START EXCERPT TO READ

Problems with Beneficiary Designations

Q. Last week, you wrote about why inheritance sometimes goes unclaimed, and how it’s a lot less likely when you have a trust in place. I read something about the downsides of beneficiary designations naming individuals and how they do not always solve the problem of probate and can actually cause many more problems than they solve. Can you explain why this happens and actions to take to avoid this? Thanks so much for your help!

A. The following answer to your question is excerpted from the recently-released third edition of one of my Amazon Best-Selling books, “How to Protect Your Assets from Probate PLUS lawsuits PLUS Nursing Home Expenses with the Living Trust Plus®”:

Most people are familiar with beneficiary designations, and many people attempt to use beneficiary designations as an informal way to avoid probate. But, as you mentioned, beneficiary designations can cause more problems than they solve.

What Are Beneficiary Designations?

Some types of assets can be titled with a named beneficiary — someone who is entitled to receive the assets directly after the death of the owner. Insurance policies and retirement plans use the term “beneficiary,” but depending on the type of asset involved, a beneficiary designation may be called something different. For example, most banks use the term “POD” (which stands for “Pay on Death”) for bank accounts and Certificates of Deposit. The Federal Government uses the term POD for Savings Bonds and other Treasury instruments.

Securities (stocks, bonds, and brokerage accounts) typically use the term “TOD,” which stands for “Transfer on Death.” Regardless of the specific nomenclature used, all beneficiary designations work essentially the same way.

How Do Beneficiary Designations Work?

END EXCERPT TO READ

**REQUEST 1:** From the rows below, give the lines from the one containing "candle-body [510, 1127, 518, 1141]" up to and including the one containing "candle-body [315, 1350, 323, 1410]" as a JSON list of strings, one string per line, leaving out any blank lines.

START MATERIAL TO PROCESS

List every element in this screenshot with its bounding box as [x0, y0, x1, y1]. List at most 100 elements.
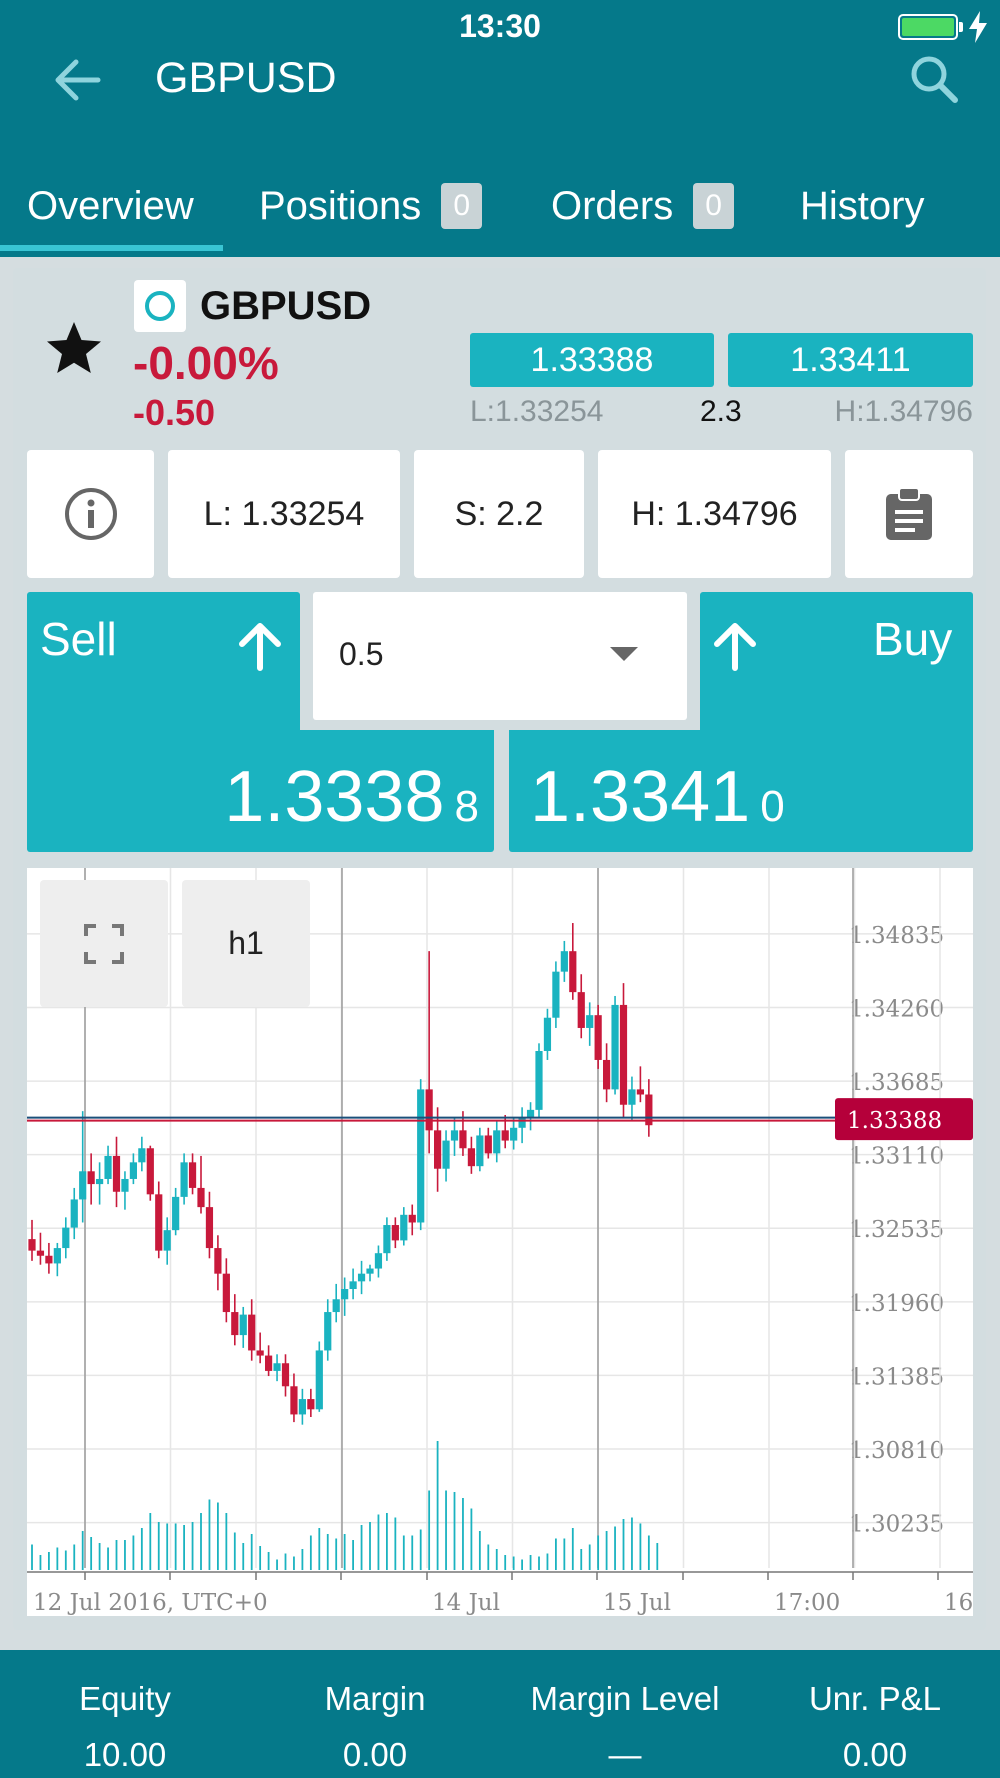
candle-body [510, 1127, 518, 1141]
margin-label: Margin [324, 1680, 426, 1717]
y-tick-label: 1.32535 [849, 1217, 944, 1243]
sell-button[interactable] [27, 592, 300, 732]
candle-body [28, 1239, 36, 1251]
margin-level-stat: Margin Level — [500, 1650, 750, 1774]
timeframe-button[interactable]: h1 [182, 880, 310, 1007]
candle-body [645, 1094, 653, 1126]
x-tick-label: 17:00 [774, 1590, 840, 1616]
candle-body [425, 1089, 433, 1131]
quantity-select[interactable]: 0.5 [313, 592, 687, 720]
sell-price-main: 1.3338 [224, 757, 445, 837]
candle-body [357, 1273, 366, 1282]
fullscreen-button[interactable] [40, 880, 168, 1007]
unrealized-pnl-value: 0.00 [842, 1736, 908, 1773]
chart-canvas[interactable]: 1.34835 1.34260 1.33685 1.33110 1.32535 1.319… [27, 868, 973, 1616]
candle-body [417, 1089, 425, 1223]
candle-body [636, 1089, 644, 1095]
account-summary: Equity 10.00 Margin 0.00 Margin Level — … [0, 1650, 1000, 1778]
candle-body [188, 1162, 197, 1188]
candle-body [273, 1363, 281, 1371]
count-badge: 0 [441, 183, 482, 229]
info-button[interactable] [27, 450, 154, 578]
sell-price: 1.3338 8 [224, 756, 479, 838]
candle-body [197, 1187, 205, 1208]
x-tick-label: 16 [944, 1590, 973, 1616]
quantity-value: 0.5 [339, 636, 384, 672]
candle-body [315, 1350, 323, 1410]
equity-stat: Equity 10.00 [0, 1650, 250, 1774]
candle-body [450, 1130, 459, 1141]
candle-body [70, 1199, 78, 1228]
change-percent: -0.00% [133, 337, 279, 389]
candle-body [172, 1196, 180, 1231]
candle-body [442, 1140, 450, 1169]
candle-body [214, 1248, 222, 1274]
candle-body [493, 1130, 501, 1154]
margin-level-value: — [608, 1736, 642, 1773]
tab-orders[interactable]: Orders 0 [551, 155, 734, 257]
candle-body [265, 1355, 273, 1371]
candle-body [36, 1250, 45, 1256]
candle-body [501, 1130, 509, 1141]
tab-label: Overview [27, 183, 194, 228]
day-high: H:1.34796 [834, 395, 973, 428]
search-icon[interactable] [905, 52, 965, 108]
x-tick-label: 14 Jul [432, 1590, 500, 1616]
tab-label: Positions [259, 183, 422, 228]
candle-body [467, 1148, 475, 1167]
candle-body [543, 1017, 552, 1051]
candle-body [281, 1363, 290, 1387]
candle-body [586, 1015, 594, 1028]
active-tab-indicator [0, 245, 223, 251]
buy-price-main: 1.3341 [530, 757, 751, 837]
ask-quote[interactable]: 1.33411 [728, 333, 973, 387]
candle-body [366, 1268, 374, 1274]
candle-body [138, 1148, 146, 1163]
candle-body [594, 1015, 602, 1060]
tab-overview[interactable]: Overview [27, 155, 194, 257]
charging-icon [969, 11, 987, 43]
x-tick-label: 15 Jul [603, 1590, 671, 1616]
x-tick-label: 12 Jul 2016, UTC+0 [33, 1590, 268, 1616]
arrow-up-icon [714, 623, 756, 671]
candle-body [53, 1248, 61, 1264]
current-price-label: 1.33388 [847, 1108, 942, 1134]
candle-body [155, 1194, 163, 1251]
candle-body [577, 992, 585, 1028]
margin-stat: Margin 0.00 [250, 1650, 500, 1774]
tab-history[interactable]: History [800, 155, 924, 257]
candle-body [231, 1312, 239, 1336]
buy-price-pip: 0 [760, 782, 785, 831]
candle-body [112, 1155, 121, 1192]
tab-positions[interactable]: Positions 0 [259, 155, 482, 257]
candle-body [434, 1130, 442, 1169]
buy-price-button[interactable] [509, 730, 973, 852]
y-tick-label: 1.30235 [849, 1512, 944, 1538]
candle-body [603, 1059, 611, 1090]
notes-button[interactable] [845, 450, 973, 578]
candle-body [459, 1130, 467, 1149]
current-price-tag [835, 1098, 973, 1141]
buy-button[interactable] [700, 592, 973, 732]
symbol-logo-icon [134, 280, 186, 332]
price-chart[interactable]: 1.34835 1.34260 1.33685 1.33110 1.32535 1.319… [27, 868, 973, 1616]
candle-body [535, 1050, 543, 1110]
buy-price: 1.3341 0 [530, 756, 785, 838]
change-absolute: -0.50 [133, 392, 216, 433]
candle-body [79, 1171, 87, 1200]
candle-body [129, 1162, 137, 1179]
candle-body [146, 1148, 154, 1195]
tab-label: Orders [551, 183, 674, 228]
candle-body [341, 1289, 349, 1300]
sell-price-button[interactable] [27, 730, 494, 852]
candle-body [628, 1089, 636, 1105]
buy-label: Buy [873, 613, 953, 665]
back-arrow-icon[interactable] [50, 52, 110, 108]
candle-body [222, 1273, 230, 1313]
candle-body [163, 1230, 171, 1251]
y-tick-label: 1.34260 [849, 996, 944, 1022]
candle-body [121, 1178, 129, 1192]
bid-quote[interactable]: 1.33388 [470, 333, 714, 387]
candle-body [374, 1253, 383, 1269]
star-icon[interactable] [44, 318, 104, 378]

END MATERIAL TO PROCESS

**REQUEST 2:** Carry the text on beneficiary designations further, starting from the point where it stops.

**WRITTEN REPLY 1:**
[
  "candle-body [510, 1127, 518, 1141]",
  "margin-label: Margin [324, 1680, 426, 1717]",
  "y-tick-label: 1.32535 [849, 1217, 944, 1243]",
  "sell-button[interactable] [27, 592, 300, 732]",
  "candle-body [28, 1239, 36, 1251]",
  "margin-level-stat: Margin Level — [500, 1650, 750, 1774]",
  "timeframe-button[interactable]: h1 [182, 880, 310, 1007]",
  "candle-body [645, 1094, 653, 1126]",
  "x-tick-label: 17:00 [774, 1590, 840, 1616]",
  "candle-body [425, 1089, 433, 1131]",
  "quantity-select[interactable]: 0.5 [313, 592, 687, 720]",
  "sell-price-main: 1.3338 [224, 757, 445, 837]",
  "candle-body [357, 1273, 366, 1282]",
  "fullscreen-button[interactable] [40, 880, 168, 1007]",
  "unrealized-pnl-value: 0.00 [842, 1736, 908, 1773]",
  "chart-canvas[interactable]: 1.34835 1.34260 1.33685 1.33110 1.32535 1.319… [27, 868, 973, 1616]",
  "candle-body [417, 1089, 425, 1223]",
  "candle-body [636, 1089, 644, 1095]",
  "account-summary: Equity 10.00 Margin 0.00 Margin Level — … [0, 1650, 1000, 1778]",
  "candle-body [188, 1162, 197, 1188]",
  "candle-body [273, 1363, 281, 1371]",
  "count-badge: 0 [441, 183, 482, 229]",
  "info-button[interactable] [27, 450, 154, 578]",
  "sell-price: 1.3338 8 [224, 756, 479, 838]",
  "candle-body [197, 1187, 205, 1208]",
  "x-tick-label: 16 [944, 1590, 973, 1616]",
  "quantity-value: 0.5 [339, 636, 384, 672]",
  "candle-body [315, 1350, 323, 1410]"
]

**WRITTEN REPLY 2:**
If you’re the owner, you retain complete control of your asset while you’re alive, and you can change the named beneficiary at any time during your life, so long as you remain competent. If you become incompetent, and you have a comprehensive power of attorney drafted by an experienced elder law attorney, then your agent under your power of attorney will be able to change the beneficiary designation while you are incompetent, so long as this specific power is granted to your agent in the power of attorney. This specific power is important to be in a power of attorney so that your agent can name a new beneficiary if the one you have named predeceases you, so that the asset does not wind up going into probate and being stuck in probate potentially for many years. After your death, the named beneficiary must fill out a claim form and file it with the financial institution, along with a death certificate showing proof of your death. Upon acceptance of the claim, the idea is that the financial institution distributes the asset to your named beneficiary. This distribution is typically intended to pass directly to the named beneficiary outside of probate, but, as we’ll see, it doesn’t always work out the way it’s intended.

Problems with Beneficiary Designations

Because of numerous potential problems with beneficiary designations, we don’t generally recommend them to clients as a means to avoid probate. The following are some of the problems we have seen with beneficiary designations:

  • Beneficiary Designations Don’t Work for All Types of Assets: Not all assets can be titled with a beneficiary designation. In most states, cars and real estate cannot be owned with a beneficiary designation. Many financial institutions don’t offer POD or TOD accounts. Tangible personal property — e.g., home furnishings, jewelry, etc. — is not generally capable of being titled with a beneficiary designation, as such items do not generally have any documents of title establishing ownership. Since not all assets can be titled with a beneficiary designation, if you try to avoid probate by using beneficiary designations, some assets will typically still have to go through probate.
  • Beneficiary Designations Are Tedious to Change: There is no single document where you can simply list your assets and declare them “payable on death.” To establish a beneficiary designation for each asset, you must fill out a separate beneficiary designation form at every financial institution holding your assets. And you must be careful to list every single account you wish to have designated beneficiary added to. Every asset that you wish to make “payable on death” has to be individually changed. If you later wish to change your beneficiary designations, you must change each one individually all over again.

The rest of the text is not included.